The exercise:
Output all the data exactly. Pictures do not belong in the copy.

Data provided:
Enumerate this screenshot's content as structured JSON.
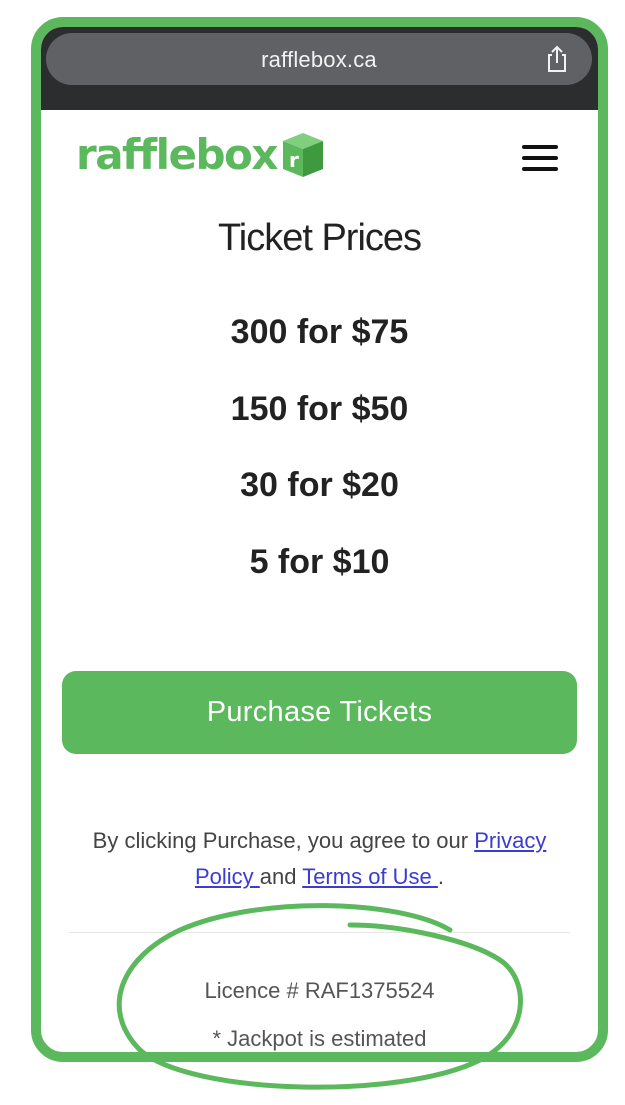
{
  "browser": {
    "url": "rafflebox.ca",
    "share_icon": "share-icon"
  },
  "header": {
    "logo_text": "rafflebox",
    "logo_box_letter": "r",
    "menu_icon": "hamburger-menu-icon"
  },
  "main": {
    "title": "Ticket Prices",
    "prices": [
      "300 for $75",
      "150 for $50",
      "30 for $20",
      "5 for $10"
    ],
    "purchase_button": "Purchase Tickets",
    "agreement": {
      "prefix": "By clicking Purchase, you agree to our ",
      "privacy_link": "Privacy Policy ",
      "middle": "and ",
      "terms_link": "Terms of Use ",
      "suffix": "."
    },
    "licence": "Licence # RAF1375524",
    "jackpot_note": "* Jackpot is estimated"
  },
  "colors": {
    "brand_green": "#5cb85c",
    "browser_bar": "#2b2d2f",
    "link": "#3b3bd6"
  }
}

Correct result:
Enumerate this screenshot's content as structured JSON.
{
  "browser": {
    "url": "rafflebox.ca",
    "share_icon": "share-icon"
  },
  "header": {
    "logo_text": "rafflebox",
    "logo_box_letter": "r",
    "menu_icon": "hamburger-menu-icon"
  },
  "main": {
    "title": "Ticket Prices",
    "prices": [
      "300 for $75",
      "150 for $50",
      "30 for $20",
      "5 for $10"
    ],
    "purchase_button": "Purchase Tickets",
    "agreement": {
      "prefix": "By clicking Purchase, you agree to our ",
      "privacy_link": "Privacy Policy ",
      "middle": "and ",
      "terms_link": "Terms of Use ",
      "suffix": "."
    },
    "licence": "Licence # RAF1375524",
    "jackpot_note": "* Jackpot is estimated"
  },
  "colors": {
    "brand_green": "#5cb85c",
    "browser_bar": "#2b2d2f",
    "link": "#3b3bd6"
  }
}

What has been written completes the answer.